- _DATASET ROWS_:
◆ ◆ ◆

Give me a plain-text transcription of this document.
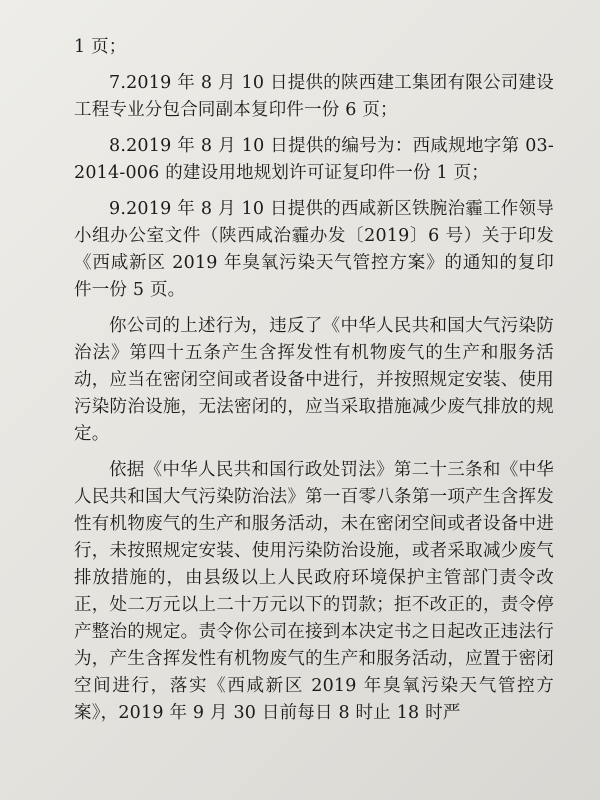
1 页；

7.2019 年 8 月 10 日提供的陕西建工集团有限公司建设工程专业分包合同副本复印件一份 6 页；

8.2019 年 8 月 10 日提供的编号为：西咸规地字第 03-2014-006 的建设用地规划许可证复印件一份 1 页；

9.2019 年 8 月 10 日提供的西咸新区铁腕治霾工作领导小组办公室文件（陕西咸治霾办发〔2019〕6 号）关于印发《西咸新区 2019 年臭氧污染天气管控方案》的通知的复印件一份 5 页。

你公司的上述行为，违反了《中华人民共和国大气污染防治法》第四十五条产生含挥发性有机物废气的生产和服务活动，应当在密闭空间或者设备中进行，并按照规定安装、使用污染防治设施，无法密闭的，应当采取措施减少废气排放的规定。

依据《中华人民共和国行政处罚法》第二十三条和《中华人民共和国大气污染防治法》第一百零八条第一项产生含挥发性有机物废气的生产和服务活动，未在密闭空间或者设备中进行，未按照规定安装、使用污染防治设施，或者采取减少废气排放措施的，由县级以上人民政府环境保护主管部门责令改正，处二万元以上二十万元以下的罚款；拒不改正的，责令停产整治的规定。责令你公司在接到本决定书之日起改正违法行为，产生含挥发性有机物废气的生产和服务活动，应置于密闭空间进行，落实《西咸新区 2019 年臭氧污染天气管控方案》，2019 年 9 月 30 日前每日 8 时止 18 时严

◆ ◆ ◆

- _WRITTEN PROBLEM_:
Leave out the pictures and give the rest of the records again exactly.

- _SOLVED EXERCISE_:
Give me a plain-text transcription of this document.
1 页；

7.2019 年 8 月 10 日提供的陕西建工集团有限公司建设工程专业分包合同副本复印件一份 6 页；

8.2019 年 8 月 10 日提供的编号为：西咸规地字第 03-2014-006 的建设用地规划许可证复印件一份 1 页；

9.2019 年 8 月 10 日提供的西咸新区铁腕治霾工作领导小组办公室文件（陕西咸治霾办发〔2019〕6 号）关于印发《西咸新区 2019 年臭氧污染天气管控方案》的通知的复印件一份 5 页。

你公司的上述行为，违反了《中华人民共和国大气污染防治法》第四十五条产生含挥发性有机物废气的生产和服务活动，应当在密闭空间或者设备中进行，并按照规定安装、使用污染防治设施，无法密闭的，应当采取措施减少废气排放的规定。

依据《中华人民共和国行政处罚法》第二十三条和《中华人民共和国大气污染防治法》第一百零八条第一项产生含挥发性有机物废气的生产和服务活动，未在密闭空间或者设备中进行，未按照规定安装、使用污染防治设施，或者采取减少废气排放措施的，由县级以上人民政府环境保护主管部门责令改正，处二万元以上二十万元以下的罚款；拒不改正的，责令停产整治的规定。责令你公司在接到本决定书之日起改正违法行为，产生含挥发性有机物废气的生产和服务活动，应置于密闭空间进行，落实《西咸新区 2019 年臭氧污染天气管控方案》，2019 年 9 月 30 日前每日 8 时止 18 时严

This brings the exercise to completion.